TASK OBJECTIVE: Repeat the entire listing exactly.

INPUT FOR THIS TASK:
## Start
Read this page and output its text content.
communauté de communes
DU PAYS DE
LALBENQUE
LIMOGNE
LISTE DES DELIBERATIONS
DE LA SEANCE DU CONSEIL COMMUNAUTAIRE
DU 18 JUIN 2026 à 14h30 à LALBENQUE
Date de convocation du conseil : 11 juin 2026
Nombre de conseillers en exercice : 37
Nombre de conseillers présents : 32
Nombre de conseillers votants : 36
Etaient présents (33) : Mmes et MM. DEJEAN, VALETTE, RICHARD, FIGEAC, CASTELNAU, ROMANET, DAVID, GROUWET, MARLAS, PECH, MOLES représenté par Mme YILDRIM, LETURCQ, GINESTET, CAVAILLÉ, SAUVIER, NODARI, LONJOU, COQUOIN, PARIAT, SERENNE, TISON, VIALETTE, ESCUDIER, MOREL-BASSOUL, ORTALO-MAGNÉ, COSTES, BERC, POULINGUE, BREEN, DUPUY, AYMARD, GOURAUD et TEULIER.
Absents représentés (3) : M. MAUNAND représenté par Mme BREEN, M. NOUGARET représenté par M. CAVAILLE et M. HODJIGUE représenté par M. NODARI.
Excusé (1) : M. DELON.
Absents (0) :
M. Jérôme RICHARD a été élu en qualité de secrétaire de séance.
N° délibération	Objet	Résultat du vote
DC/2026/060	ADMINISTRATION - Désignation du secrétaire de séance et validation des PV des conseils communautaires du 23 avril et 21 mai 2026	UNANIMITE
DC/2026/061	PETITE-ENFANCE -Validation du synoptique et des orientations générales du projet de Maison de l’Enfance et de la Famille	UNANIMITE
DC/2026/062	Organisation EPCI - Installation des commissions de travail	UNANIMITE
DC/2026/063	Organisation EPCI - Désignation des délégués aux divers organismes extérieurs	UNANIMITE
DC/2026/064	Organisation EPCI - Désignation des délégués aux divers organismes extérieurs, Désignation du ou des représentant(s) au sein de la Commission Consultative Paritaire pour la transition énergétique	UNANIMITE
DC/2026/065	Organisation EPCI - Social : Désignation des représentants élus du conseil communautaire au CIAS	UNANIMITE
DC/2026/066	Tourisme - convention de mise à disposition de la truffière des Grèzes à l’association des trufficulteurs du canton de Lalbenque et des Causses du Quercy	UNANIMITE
## End
WORKED SOLUTION:
Read this page and output its text content.
communauté de communes
DU PAYS DE
LALBENQUE
LIMOGNE
LISTE DES DELIBERATIONS
DE LA SEANCE DU CONSEIL COMMUNAUTAIRE
DU 18 JUIN 2026 à 14h30 à LALBENQUE
Date de convocation du conseil : 11 juin 2026
Nombre de conseillers en exercice : 37
Nombre de conseillers présents : 32
Nombre de conseillers votants : 36
Etaient présents (33) : Mmes et MM. DEJEAN, VALETTE, RICHARD, FIGEAC, CASTELNAU, ROMANET, DAVID, GROUWET, MARLAS, PECH, MOLES représenté par Mme YILDRIM, LETURCQ, GINESTET, CAVAILLÉ, SAUVIER, NODARI, LONJOU, COQUOIN, PARIAT, SERENNE, TISON, VIALETTE, ESCUDIER, MOREL-BASSOUL, ORTALO-MAGNÉ, COSTES, BERC, POULINGUE, BREEN, DUPUY, AYMARD, GOURAUD et TEULIER.
Absents représentés (3) : M. MAUNAND représenté par Mme BREEN, M. NOUGARET représenté par M. CAVAILLE et M. HODJIGUE représenté par M. NODARI.
Excusé (1) : M. DELON.
Absents (0) :
M. Jérôme RICHARD a été élu en qualité de secrétaire de séance.
N° délibération	Objet	Résultat du vote
DC/2026/060	ADMINISTRATION - Désignation du secrétaire de séance et validation des PV des conseils communautaires du 23 avril et 21 mai 2026	UNANIMITE
DC/2026/061	PETITE-ENFANCE -Validation du synoptique et des orientations générales du projet de Maison de l’Enfance et de la Famille	UNANIMITE
DC/2026/062	Organisation EPCI - Installation des commissions de travail	UNANIMITE
DC/2026/063	Organisation EPCI - Désignation des délégués aux divers organismes extérieurs	UNANIMITE
DC/2026/064	Organisation EPCI - Désignation des délégués aux divers organismes extérieurs, Désignation du ou des représentant(s) au sein de la Commission Consultative Paritaire pour la transition énergétique	UNANIMITE
DC/2026/065	Organisation EPCI - Social : Désignation des représentants élus du conseil communautaire au CIAS	UNANIMITE
DC/2026/066	Tourisme - convention de mise à disposition de la truffière des Grèzes à l’association des trufficulteurs du canton de Lalbenque et des Causses du Quercy	UNANIMITE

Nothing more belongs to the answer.